▶ _What you have to do_
Find all lines in the listing that include the word "háztűznézés", then copy them.

▶ _Raw records_
* * * * * * * * *

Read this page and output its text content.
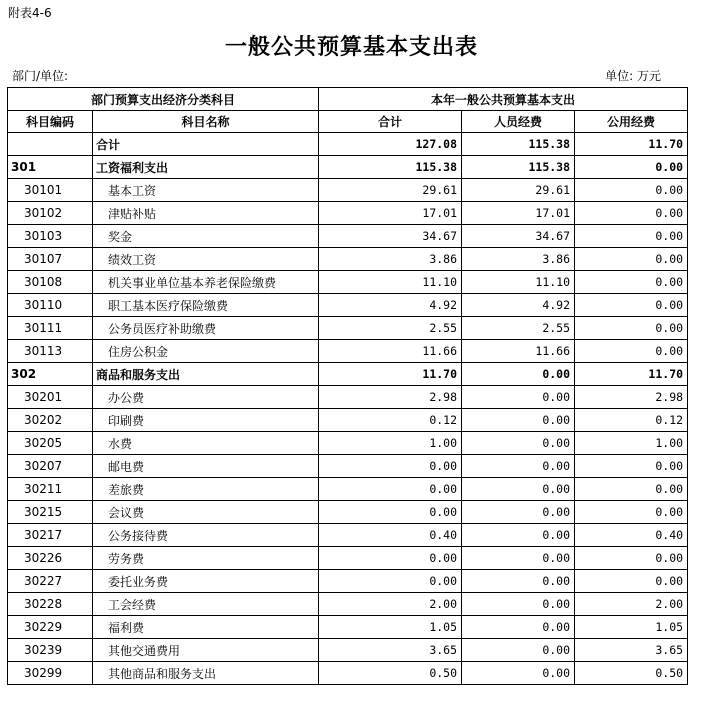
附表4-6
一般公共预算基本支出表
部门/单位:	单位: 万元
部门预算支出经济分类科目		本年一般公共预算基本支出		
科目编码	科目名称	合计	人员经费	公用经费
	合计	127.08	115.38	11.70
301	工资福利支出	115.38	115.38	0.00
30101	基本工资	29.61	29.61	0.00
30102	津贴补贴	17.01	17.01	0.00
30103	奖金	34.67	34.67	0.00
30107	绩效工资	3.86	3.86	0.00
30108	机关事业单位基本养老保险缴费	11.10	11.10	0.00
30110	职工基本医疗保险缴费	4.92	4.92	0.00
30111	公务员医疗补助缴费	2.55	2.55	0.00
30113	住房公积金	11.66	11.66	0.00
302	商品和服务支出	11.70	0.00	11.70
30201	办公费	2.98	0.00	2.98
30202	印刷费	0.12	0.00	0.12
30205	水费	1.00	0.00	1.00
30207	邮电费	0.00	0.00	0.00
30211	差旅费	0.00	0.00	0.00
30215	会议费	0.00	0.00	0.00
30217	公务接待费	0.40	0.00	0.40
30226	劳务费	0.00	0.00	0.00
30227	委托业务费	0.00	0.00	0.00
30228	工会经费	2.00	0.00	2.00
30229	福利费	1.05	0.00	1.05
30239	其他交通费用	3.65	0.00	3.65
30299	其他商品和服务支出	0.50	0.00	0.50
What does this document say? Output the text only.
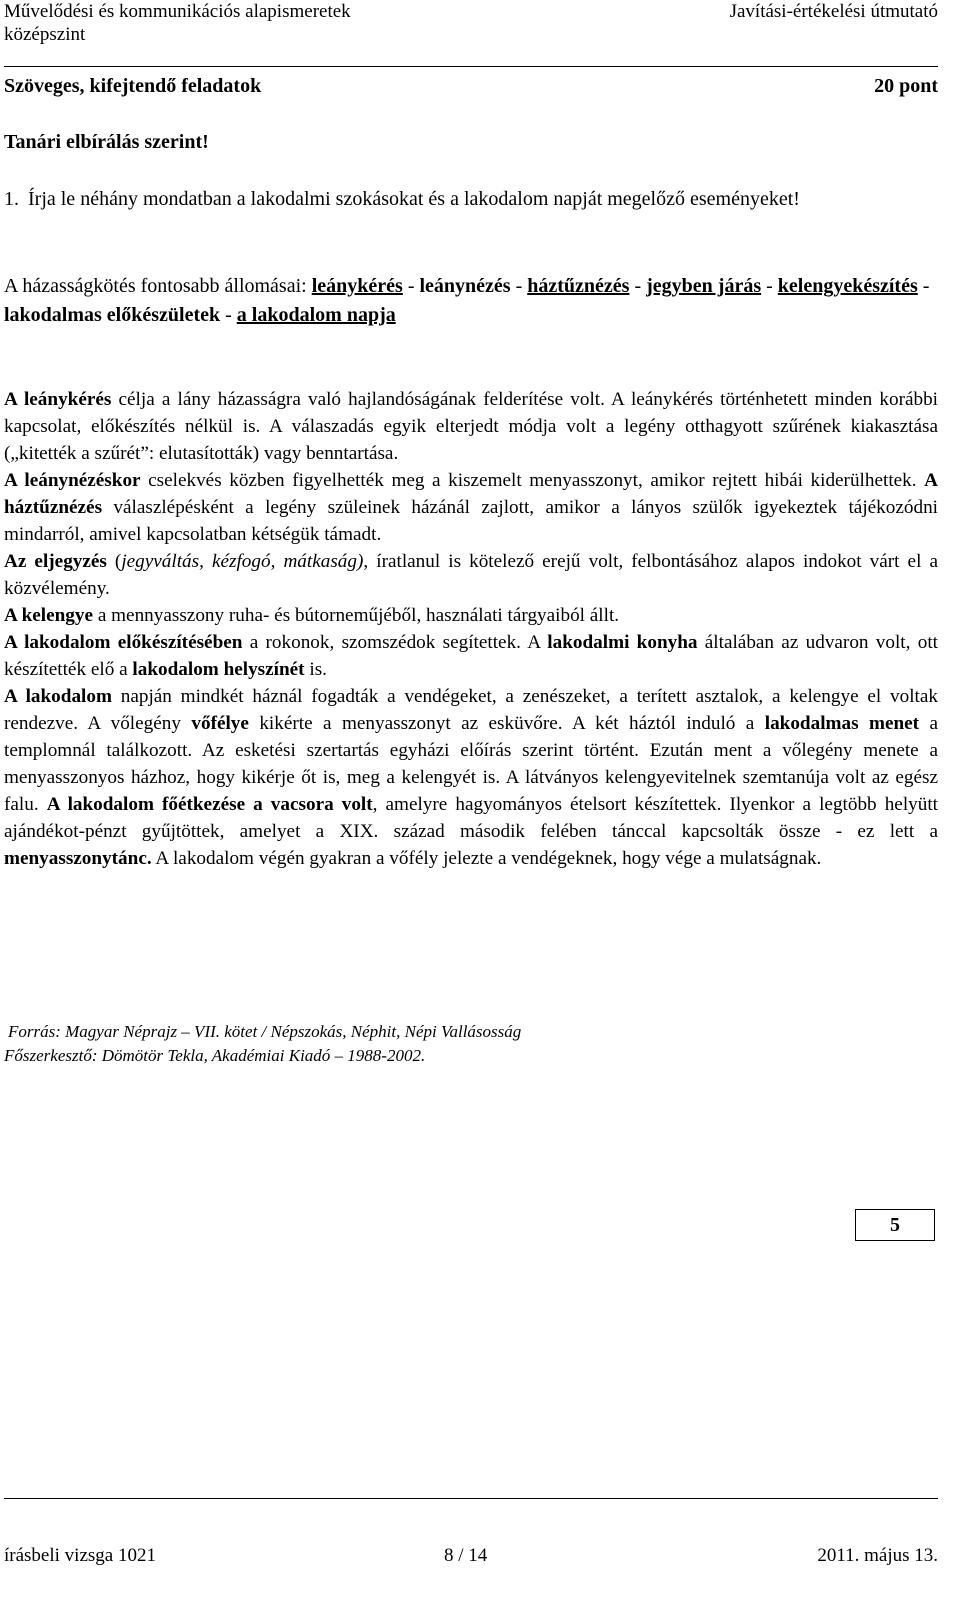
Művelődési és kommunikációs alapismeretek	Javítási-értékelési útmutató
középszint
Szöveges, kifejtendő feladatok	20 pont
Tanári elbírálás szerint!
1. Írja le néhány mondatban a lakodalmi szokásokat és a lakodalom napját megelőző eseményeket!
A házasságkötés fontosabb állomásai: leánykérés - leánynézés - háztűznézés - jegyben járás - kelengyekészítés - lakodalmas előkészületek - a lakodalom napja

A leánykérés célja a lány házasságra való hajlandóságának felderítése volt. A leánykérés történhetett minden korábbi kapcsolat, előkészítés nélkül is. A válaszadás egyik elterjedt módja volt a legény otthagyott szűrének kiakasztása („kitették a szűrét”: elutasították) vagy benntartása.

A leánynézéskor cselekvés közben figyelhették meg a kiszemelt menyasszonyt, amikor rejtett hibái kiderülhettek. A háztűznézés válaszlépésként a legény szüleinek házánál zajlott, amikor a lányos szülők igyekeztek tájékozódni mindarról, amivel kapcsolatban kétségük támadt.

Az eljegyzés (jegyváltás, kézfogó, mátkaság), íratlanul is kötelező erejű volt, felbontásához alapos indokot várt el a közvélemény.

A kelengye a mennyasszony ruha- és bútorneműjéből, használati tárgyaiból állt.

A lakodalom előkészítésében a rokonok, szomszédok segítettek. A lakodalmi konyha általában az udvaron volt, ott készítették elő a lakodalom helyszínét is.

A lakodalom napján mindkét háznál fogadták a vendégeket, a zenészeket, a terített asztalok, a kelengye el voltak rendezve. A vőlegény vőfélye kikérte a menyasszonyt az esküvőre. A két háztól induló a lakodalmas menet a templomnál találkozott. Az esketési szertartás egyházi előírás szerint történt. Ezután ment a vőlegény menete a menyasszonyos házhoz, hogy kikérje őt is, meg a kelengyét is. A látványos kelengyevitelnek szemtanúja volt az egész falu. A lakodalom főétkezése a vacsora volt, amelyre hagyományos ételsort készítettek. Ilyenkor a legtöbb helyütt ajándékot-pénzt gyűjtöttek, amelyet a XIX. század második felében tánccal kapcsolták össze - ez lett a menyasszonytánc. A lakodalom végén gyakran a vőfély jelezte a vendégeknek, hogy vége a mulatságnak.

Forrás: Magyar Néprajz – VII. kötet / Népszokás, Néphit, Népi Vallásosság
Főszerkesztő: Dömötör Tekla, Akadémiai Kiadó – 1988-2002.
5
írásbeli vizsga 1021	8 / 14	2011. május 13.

* * * * * * * * *

▶ _Solution for this exercise_
A házasságkötés fontosabb állomásai: leánykérés - leánynézés - háztűznézés - jegyben járás - kelengyekészítés - lakodalmas előkészületek - a lakodalom napja
A leánynézéskor cselekvés közben figyelhették meg a kiszemelt menyasszonyt, amikor rejtett hibái kiderülhettek. A háztűznézés válaszlépésként a legény szüleinek házánál zajlott, amikor a lányos szülők igyekeztek tájékozódni mindarról, amivel kapcsolatban kétségük támadt.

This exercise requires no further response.